• [DO THIS]
Without the images, output each record below as it stands.

• [THE DATA]
◇ ◇ ◇

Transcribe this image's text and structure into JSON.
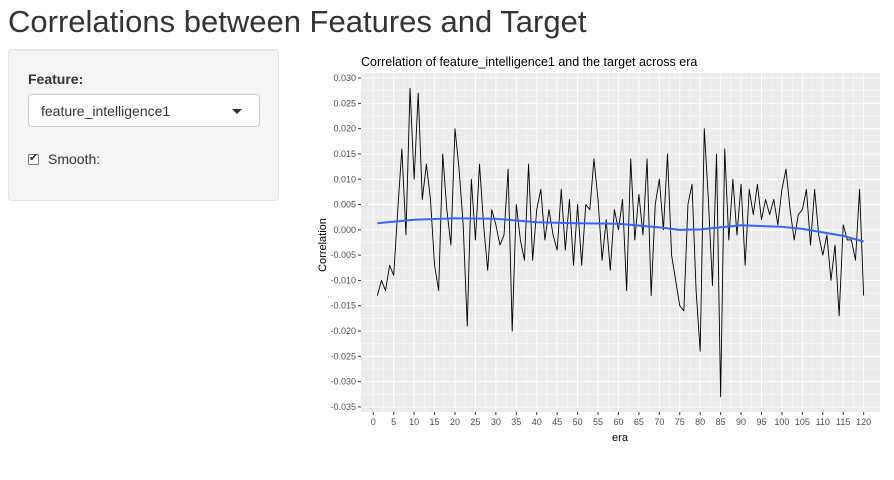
{
  "page": {
    "title": "Correlations between Features and Target"
  },
  "sidebar": {
    "feature_label": "Feature:",
    "feature_select": {
      "value": "feature_intelligence1",
      "caret_icon": "caret-down-icon"
    },
    "smooth": {
      "label": "Smooth:",
      "checked": true,
      "check_icon": "check-icon"
    }
  },
  "chart_data": {
    "type": "line",
    "title": "Correlation of feature_intelligence1 and the target across era",
    "xlabel": "era",
    "ylabel": "Correlation",
    "xlim": [
      -3,
      124
    ],
    "ylim": [
      -0.036,
      0.031
    ],
    "x_ticks": [
      0,
      5,
      10,
      15,
      20,
      25,
      30,
      35,
      40,
      45,
      50,
      55,
      60,
      65,
      70,
      75,
      80,
      85,
      90,
      95,
      100,
      105,
      110,
      115,
      120
    ],
    "y_ticks": [
      -0.035,
      -0.03,
      -0.025,
      -0.02,
      -0.015,
      -0.01,
      -0.005,
      0.0,
      0.005,
      0.01,
      0.015,
      0.02,
      0.025,
      0.03
    ],
    "y_tick_labels": [
      "-0.035",
      "-0.030",
      "-0.025",
      "-0.020",
      "-0.015",
      "-0.010",
      "-0.005",
      "0.000",
      "0.005",
      "0.010",
      "0.015",
      "0.020",
      "0.025",
      "0.030"
    ],
    "background": "#ebebeb",
    "grid": true,
    "series": [
      {
        "type": "line",
        "color": "#000000",
        "x": [
          1,
          2,
          3,
          4,
          5,
          6,
          7,
          8,
          9,
          10,
          11,
          12,
          13,
          14,
          15,
          16,
          17,
          18,
          19,
          20,
          21,
          22,
          23,
          24,
          25,
          26,
          27,
          28,
          29,
          30,
          31,
          32,
          33,
          34,
          35,
          36,
          37,
          38,
          39,
          40,
          41,
          42,
          43,
          44,
          45,
          46,
          47,
          48,
          49,
          50,
          51,
          52,
          53,
          54,
          55,
          56,
          57,
          58,
          59,
          60,
          61,
          62,
          63,
          64,
          65,
          66,
          67,
          68,
          69,
          70,
          71,
          72,
          73,
          74,
          75,
          76,
          77,
          78,
          79,
          80,
          81,
          82,
          83,
          84,
          85,
          86,
          87,
          88,
          89,
          90,
          91,
          92,
          93,
          94,
          95,
          96,
          97,
          98,
          99,
          100,
          101,
          102,
          103,
          104,
          105,
          106,
          107,
          108,
          109,
          110,
          111,
          112,
          113,
          114,
          115,
          116,
          117,
          118,
          119,
          120
        ],
        "y": [
          -0.013,
          -0.01,
          -0.012,
          -0.007,
          -0.009,
          0.004,
          0.016,
          -0.001,
          0.028,
          0.01,
          0.027,
          0.006,
          0.013,
          0.006,
          -0.007,
          -0.012,
          0.015,
          0.004,
          -0.003,
          0.02,
          0.012,
          0.001,
          -0.019,
          0.01,
          -0.002,
          0.013,
          0.001,
          -0.008,
          0.004,
          0.001,
          -0.003,
          -0.001,
          0.012,
          -0.02,
          0.005,
          -0.002,
          -0.006,
          0.013,
          -0.006,
          0.004,
          0.008,
          -0.002,
          0.004,
          -0.001,
          -0.004,
          0.008,
          -0.004,
          0.006,
          -0.007,
          0.005,
          -0.007,
          0.005,
          0.004,
          0.014,
          0.006,
          -0.006,
          0.002,
          -0.008,
          0.004,
          0.0,
          0.006,
          -0.012,
          0.014,
          -0.002,
          0.007,
          -0.001,
          0.014,
          -0.013,
          0.005,
          0.01,
          0.0,
          0.015,
          -0.005,
          -0.01,
          -0.015,
          -0.016,
          0.005,
          0.009,
          -0.012,
          -0.024,
          0.02,
          0.006,
          -0.011,
          0.015,
          -0.033,
          0.016,
          -0.002,
          0.01,
          -0.001,
          0.009,
          -0.007,
          0.008,
          0.003,
          0.009,
          0.002,
          0.006,
          0.003,
          0.006,
          0.001,
          0.008,
          0.012,
          0.004,
          -0.002,
          0.003,
          0.004,
          0.008,
          -0.003,
          0.008,
          -0.001,
          -0.005,
          -0.001,
          -0.01,
          -0.003,
          -0.017,
          0.001,
          -0.002,
          -0.002,
          -0.006,
          0.008,
          -0.013
        ]
      },
      {
        "type": "smooth",
        "color": "#3366ff",
        "x": [
          1,
          10,
          20,
          30,
          40,
          50,
          60,
          70,
          75,
          80,
          90,
          100,
          105,
          110,
          115,
          120
        ],
        "y": [
          0.0013,
          0.002,
          0.0023,
          0.0022,
          0.0015,
          0.0013,
          0.0012,
          0.0005,
          0.0,
          0.0001,
          0.0009,
          0.0006,
          0.0002,
          -0.0005,
          -0.0012,
          -0.0023
        ]
      }
    ]
  }
}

◇ ◇ ◇

• [RESULT OF THIS TASK]
Transcribe this image's text and structure into JSON.
{
  "page": {
    "title": "Correlations between Features and Target"
  },
  "sidebar": {
    "feature_label": "Feature:",
    "feature_select": {
      "value": "feature_intelligence1",
      "caret_icon": "caret-down-icon"
    },
    "smooth": {
      "label": "Smooth:",
      "checked": true,
      "check_icon": "check-icon"
    }
  },
  "chart_data": {
    "type": "line",
    "title": "Correlation of feature_intelligence1 and the target across era",
    "xlabel": "era",
    "ylabel": "Correlation",
    "xlim": [
      -3,
      124
    ],
    "ylim": [
      -0.036,
      0.031
    ],
    "x_ticks": [
      0,
      5,
      10,
      15,
      20,
      25,
      30,
      35,
      40,
      45,
      50,
      55,
      60,
      65,
      70,
      75,
      80,
      85,
      90,
      95,
      100,
      105,
      110,
      115,
      120
    ],
    "y_ticks": [
      -0.035,
      -0.03,
      -0.025,
      -0.02,
      -0.015,
      -0.01,
      -0.005,
      0.0,
      0.005,
      0.01,
      0.015,
      0.02,
      0.025,
      0.03
    ],
    "y_tick_labels": [
      "-0.035",
      "-0.030",
      "-0.025",
      "-0.020",
      "-0.015",
      "-0.010",
      "-0.005",
      "0.000",
      "0.005",
      "0.010",
      "0.015",
      "0.020",
      "0.025",
      "0.030"
    ],
    "background": "#ebebeb",
    "grid": true,
    "series": [
      {
        "type": "line",
        "color": "#000000",
        "x": [
          1,
          2,
          3,
          4,
          5,
          6,
          7,
          8,
          9,
          10,
          11,
          12,
          13,
          14,
          15,
          16,
          17,
          18,
          19,
          20,
          21,
          22,
          23,
          24,
          25,
          26,
          27,
          28,
          29,
          30,
          31,
          32,
          33,
          34,
          35,
          36,
          37,
          38,
          39,
          40,
          41,
          42,
          43,
          44,
          45,
          46,
          47,
          48,
          49,
          50,
          51,
          52,
          53,
          54,
          55,
          56,
          57,
          58,
          59,
          60,
          61,
          62,
          63,
          64,
          65,
          66,
          67,
          68,
          69,
          70,
          71,
          72,
          73,
          74,
          75,
          76,
          77,
          78,
          79,
          80,
          81,
          82,
          83,
          84,
          85,
          86,
          87,
          88,
          89,
          90,
          91,
          92,
          93,
          94,
          95,
          96,
          97,
          98,
          99,
          100,
          101,
          102,
          103,
          104,
          105,
          106,
          107,
          108,
          109,
          110,
          111,
          112,
          113,
          114,
          115,
          116,
          117,
          118,
          119,
          120
        ],
        "y": [
          -0.013,
          -0.01,
          -0.012,
          -0.007,
          -0.009,
          0.004,
          0.016,
          -0.001,
          0.028,
          0.01,
          0.027,
          0.006,
          0.013,
          0.006,
          -0.007,
          -0.012,
          0.015,
          0.004,
          -0.003,
          0.02,
          0.012,
          0.001,
          -0.019,
          0.01,
          -0.002,
          0.013,
          0.001,
          -0.008,
          0.004,
          0.001,
          -0.003,
          -0.001,
          0.012,
          -0.02,
          0.005,
          -0.002,
          -0.006,
          0.013,
          -0.006,
          0.004,
          0.008,
          -0.002,
          0.004,
          -0.001,
          -0.004,
          0.008,
          -0.004,
          0.006,
          -0.007,
          0.005,
          -0.007,
          0.005,
          0.004,
          0.014,
          0.006,
          -0.006,
          0.002,
          -0.008,
          0.004,
          0.0,
          0.006,
          -0.012,
          0.014,
          -0.002,
          0.007,
          -0.001,
          0.014,
          -0.013,
          0.005,
          0.01,
          0.0,
          0.015,
          -0.005,
          -0.01,
          -0.015,
          -0.016,
          0.005,
          0.009,
          -0.012,
          -0.024,
          0.02,
          0.006,
          -0.011,
          0.015,
          -0.033,
          0.016,
          -0.002,
          0.01,
          -0.001,
          0.009,
          -0.007,
          0.008,
          0.003,
          0.009,
          0.002,
          0.006,
          0.003,
          0.006,
          0.001,
          0.008,
          0.012,
          0.004,
          -0.002,
          0.003,
          0.004,
          0.008,
          -0.003,
          0.008,
          -0.001,
          -0.005,
          -0.001,
          -0.01,
          -0.003,
          -0.017,
          0.001,
          -0.002,
          -0.002,
          -0.006,
          0.008,
          -0.013
        ]
      },
      {
        "type": "smooth",
        "color": "#3366ff",
        "x": [
          1,
          10,
          20,
          30,
          40,
          50,
          60,
          70,
          75,
          80,
          90,
          100,
          105,
          110,
          115,
          120
        ],
        "y": [
          0.0013,
          0.002,
          0.0023,
          0.0022,
          0.0015,
          0.0013,
          0.0012,
          0.0005,
          0.0,
          0.0001,
          0.0009,
          0.0006,
          0.0002,
          -0.0005,
          -0.0012,
          -0.0023
        ]
      }
    ]
  }
}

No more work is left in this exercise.